Ganti "Mak Lampir" dengan "Nyi Lampir" dalam teks tentang kata sontoloyo, lalu tuliskan kembali bagiannya mulai dari "Sebelum dipopulerkan Amien, kata" dan terus sampai "tulisan-tulisan maupun pidato-pidatonya.".
━━━━━ TEKS SUMBER
Saat ini, kata “sontoloyo” mulai viral kembali. Kata ini dipopulerkan kembali oleh Amien Rais saat memberikan ceramahnya di Banjarnegara. “Bung Karno dulu mengatakan kalau ada pemimpin yang tidak memikirkan rakyatnya malah menjadi agen kekuatan tenaga asing itu pemimpin sontoloyo. Jadi kan yang sontoloyo itu siapa,” tegas Amien sebagaimana ditulis detik.com.
Sebelum dipopulerkan Amien, kata ini cukup populer di telinga generasi 90an yang hobi nonton “Misteri Gunung Merapi”. Ada tokoh antagonis bernama Mak Lampir yang sering menggunakan kata tersebut. Jauh sebelum itu, Soekarno juga sudah pernah menulis artikel khusus yang berjudul “Islam Sontoloyo”.
Lalu pertanyaannya, Amien Rais lebih mirip siapa? Soekarno atau Mak Lampir?
Walaupun ia mengatasnamakan Soekarno, belum tentu loh Soekarno berkata demikian. Kita harus merujuk dokumentasi-dokumentasi tentang Seokarno yang valid, baik dari tulisan-tulisan maupun pidato-pidatonya.
━━━━━━━━━━
━━━━━ DATA KAJIAN
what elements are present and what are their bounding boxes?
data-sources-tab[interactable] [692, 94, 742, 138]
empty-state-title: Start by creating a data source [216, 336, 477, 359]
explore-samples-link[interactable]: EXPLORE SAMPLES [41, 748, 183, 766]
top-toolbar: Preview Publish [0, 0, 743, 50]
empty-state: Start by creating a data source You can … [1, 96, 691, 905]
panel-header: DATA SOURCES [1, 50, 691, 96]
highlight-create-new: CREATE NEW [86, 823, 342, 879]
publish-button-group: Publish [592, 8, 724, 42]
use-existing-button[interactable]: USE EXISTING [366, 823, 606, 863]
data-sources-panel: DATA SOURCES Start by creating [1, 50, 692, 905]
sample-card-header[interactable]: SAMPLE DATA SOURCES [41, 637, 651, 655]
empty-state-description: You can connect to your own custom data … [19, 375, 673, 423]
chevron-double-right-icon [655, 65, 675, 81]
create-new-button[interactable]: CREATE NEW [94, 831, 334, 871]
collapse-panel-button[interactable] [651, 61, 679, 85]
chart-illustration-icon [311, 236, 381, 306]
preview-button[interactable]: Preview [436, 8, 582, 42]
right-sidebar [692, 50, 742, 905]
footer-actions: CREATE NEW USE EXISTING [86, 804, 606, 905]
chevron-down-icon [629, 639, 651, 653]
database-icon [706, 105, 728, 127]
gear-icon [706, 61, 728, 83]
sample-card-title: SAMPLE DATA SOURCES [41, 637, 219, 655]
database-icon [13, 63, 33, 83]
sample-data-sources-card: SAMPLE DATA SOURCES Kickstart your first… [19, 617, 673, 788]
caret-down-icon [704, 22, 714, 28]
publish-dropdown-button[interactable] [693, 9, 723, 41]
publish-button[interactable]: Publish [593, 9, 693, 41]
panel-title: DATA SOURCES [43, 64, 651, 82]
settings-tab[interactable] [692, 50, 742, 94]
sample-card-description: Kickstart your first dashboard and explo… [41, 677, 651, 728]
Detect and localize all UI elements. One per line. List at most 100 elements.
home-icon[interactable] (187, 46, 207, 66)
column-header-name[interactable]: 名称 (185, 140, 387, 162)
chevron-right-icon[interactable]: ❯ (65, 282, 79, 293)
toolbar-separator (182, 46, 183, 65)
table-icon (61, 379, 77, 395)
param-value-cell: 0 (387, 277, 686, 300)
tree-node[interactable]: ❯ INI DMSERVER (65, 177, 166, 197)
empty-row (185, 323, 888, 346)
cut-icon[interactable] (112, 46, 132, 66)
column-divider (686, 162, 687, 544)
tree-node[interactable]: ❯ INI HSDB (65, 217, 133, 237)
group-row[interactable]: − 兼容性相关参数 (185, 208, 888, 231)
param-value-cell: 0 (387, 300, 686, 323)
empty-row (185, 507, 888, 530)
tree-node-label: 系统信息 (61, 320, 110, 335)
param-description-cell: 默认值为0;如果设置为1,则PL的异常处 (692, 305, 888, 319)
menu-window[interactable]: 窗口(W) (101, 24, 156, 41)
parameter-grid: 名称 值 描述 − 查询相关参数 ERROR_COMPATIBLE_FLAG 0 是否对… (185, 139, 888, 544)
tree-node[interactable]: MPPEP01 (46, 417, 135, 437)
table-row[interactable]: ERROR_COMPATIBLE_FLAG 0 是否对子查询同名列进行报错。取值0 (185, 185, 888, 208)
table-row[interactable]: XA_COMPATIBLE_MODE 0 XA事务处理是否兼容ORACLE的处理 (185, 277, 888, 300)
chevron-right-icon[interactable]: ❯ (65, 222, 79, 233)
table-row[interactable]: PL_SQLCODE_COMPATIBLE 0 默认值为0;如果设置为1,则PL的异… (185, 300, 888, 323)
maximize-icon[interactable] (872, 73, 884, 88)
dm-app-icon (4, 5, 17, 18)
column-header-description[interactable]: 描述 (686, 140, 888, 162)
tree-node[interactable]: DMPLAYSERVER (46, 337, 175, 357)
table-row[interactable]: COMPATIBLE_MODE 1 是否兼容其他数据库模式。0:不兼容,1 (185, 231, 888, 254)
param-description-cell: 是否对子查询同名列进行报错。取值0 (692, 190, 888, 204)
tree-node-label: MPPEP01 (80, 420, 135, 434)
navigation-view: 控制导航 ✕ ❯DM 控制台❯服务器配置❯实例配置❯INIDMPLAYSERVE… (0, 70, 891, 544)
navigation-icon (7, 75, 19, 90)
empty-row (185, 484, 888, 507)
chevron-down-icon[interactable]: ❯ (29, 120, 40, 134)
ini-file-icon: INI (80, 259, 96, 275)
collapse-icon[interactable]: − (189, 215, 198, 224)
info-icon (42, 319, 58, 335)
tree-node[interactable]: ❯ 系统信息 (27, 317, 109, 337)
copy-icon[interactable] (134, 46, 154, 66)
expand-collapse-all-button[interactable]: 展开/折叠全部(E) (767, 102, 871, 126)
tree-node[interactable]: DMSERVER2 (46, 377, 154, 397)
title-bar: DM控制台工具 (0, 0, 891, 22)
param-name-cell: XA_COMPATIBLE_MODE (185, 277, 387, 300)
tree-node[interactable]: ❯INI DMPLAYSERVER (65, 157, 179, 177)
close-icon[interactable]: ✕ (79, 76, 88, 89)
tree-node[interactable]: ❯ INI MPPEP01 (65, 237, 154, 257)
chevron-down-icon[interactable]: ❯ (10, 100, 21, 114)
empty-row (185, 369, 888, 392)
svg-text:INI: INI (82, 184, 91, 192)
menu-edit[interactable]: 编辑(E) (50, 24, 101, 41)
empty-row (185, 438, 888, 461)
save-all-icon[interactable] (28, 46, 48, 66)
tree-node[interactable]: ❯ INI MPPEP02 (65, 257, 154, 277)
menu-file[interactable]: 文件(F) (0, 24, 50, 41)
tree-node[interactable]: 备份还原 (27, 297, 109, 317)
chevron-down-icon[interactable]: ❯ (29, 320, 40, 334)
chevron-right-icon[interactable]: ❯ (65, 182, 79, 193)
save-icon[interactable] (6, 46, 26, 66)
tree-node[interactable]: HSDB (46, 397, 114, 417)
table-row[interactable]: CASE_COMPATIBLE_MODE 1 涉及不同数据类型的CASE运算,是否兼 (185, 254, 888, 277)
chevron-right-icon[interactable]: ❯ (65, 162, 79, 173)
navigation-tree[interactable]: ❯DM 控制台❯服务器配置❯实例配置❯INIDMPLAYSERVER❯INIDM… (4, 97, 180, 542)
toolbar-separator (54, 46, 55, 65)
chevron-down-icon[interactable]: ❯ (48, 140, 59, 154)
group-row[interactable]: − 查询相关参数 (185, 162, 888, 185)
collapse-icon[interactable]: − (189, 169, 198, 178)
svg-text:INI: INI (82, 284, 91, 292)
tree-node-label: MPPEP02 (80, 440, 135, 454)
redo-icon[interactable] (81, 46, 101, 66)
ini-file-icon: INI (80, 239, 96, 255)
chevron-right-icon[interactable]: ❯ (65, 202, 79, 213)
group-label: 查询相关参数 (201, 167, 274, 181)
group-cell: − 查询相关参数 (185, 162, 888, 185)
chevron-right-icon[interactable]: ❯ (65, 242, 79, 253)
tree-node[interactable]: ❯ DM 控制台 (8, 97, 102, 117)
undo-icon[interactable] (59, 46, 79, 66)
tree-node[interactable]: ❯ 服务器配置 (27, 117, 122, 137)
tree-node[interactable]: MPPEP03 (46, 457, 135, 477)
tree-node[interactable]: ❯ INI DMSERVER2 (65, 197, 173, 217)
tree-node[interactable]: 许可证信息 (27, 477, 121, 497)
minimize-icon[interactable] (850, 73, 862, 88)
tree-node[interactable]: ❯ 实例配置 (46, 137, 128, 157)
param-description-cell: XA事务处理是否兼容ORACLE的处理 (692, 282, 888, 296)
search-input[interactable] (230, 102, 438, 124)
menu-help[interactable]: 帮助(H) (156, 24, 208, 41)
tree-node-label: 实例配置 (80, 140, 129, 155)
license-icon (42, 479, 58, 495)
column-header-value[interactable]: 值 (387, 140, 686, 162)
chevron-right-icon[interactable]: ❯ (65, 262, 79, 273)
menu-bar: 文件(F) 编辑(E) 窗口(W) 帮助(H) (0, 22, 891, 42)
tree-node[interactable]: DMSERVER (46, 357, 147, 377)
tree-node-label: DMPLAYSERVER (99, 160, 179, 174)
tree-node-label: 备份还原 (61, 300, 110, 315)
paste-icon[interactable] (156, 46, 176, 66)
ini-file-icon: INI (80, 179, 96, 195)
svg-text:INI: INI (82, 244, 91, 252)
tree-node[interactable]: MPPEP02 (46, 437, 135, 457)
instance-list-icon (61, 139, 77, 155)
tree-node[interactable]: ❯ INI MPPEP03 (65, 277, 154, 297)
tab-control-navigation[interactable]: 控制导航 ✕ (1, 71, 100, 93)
━━━━━━━━━━
KOTAK JAWABAN:
Sebelum dipopulerkan Amien, kata ini cukup populer di telinga generasi 90an yang hobi nonton “Misteri Gunung Merapi”. Ada tokoh antagonis bernama Nyi Lampir yang sering menggunakan kata tersebut. Jauh sebelum itu, Soekarno juga sudah pernah menulis artikel khusus yang berjudul “Islam Sontoloyo”.
Lalu pertanyaannya, Amien Rais lebih mirip siapa? Soekarno atau Nyi Lampir?
Walaupun ia mengatasnamakan Soekarno, belum tentu loh Soekarno berkata demikian. Kita harus merujuk dokumentasi-dokumentasi tentang Seokarno yang valid, baik dari tulisan-tulisan maupun pidato-pidatonya.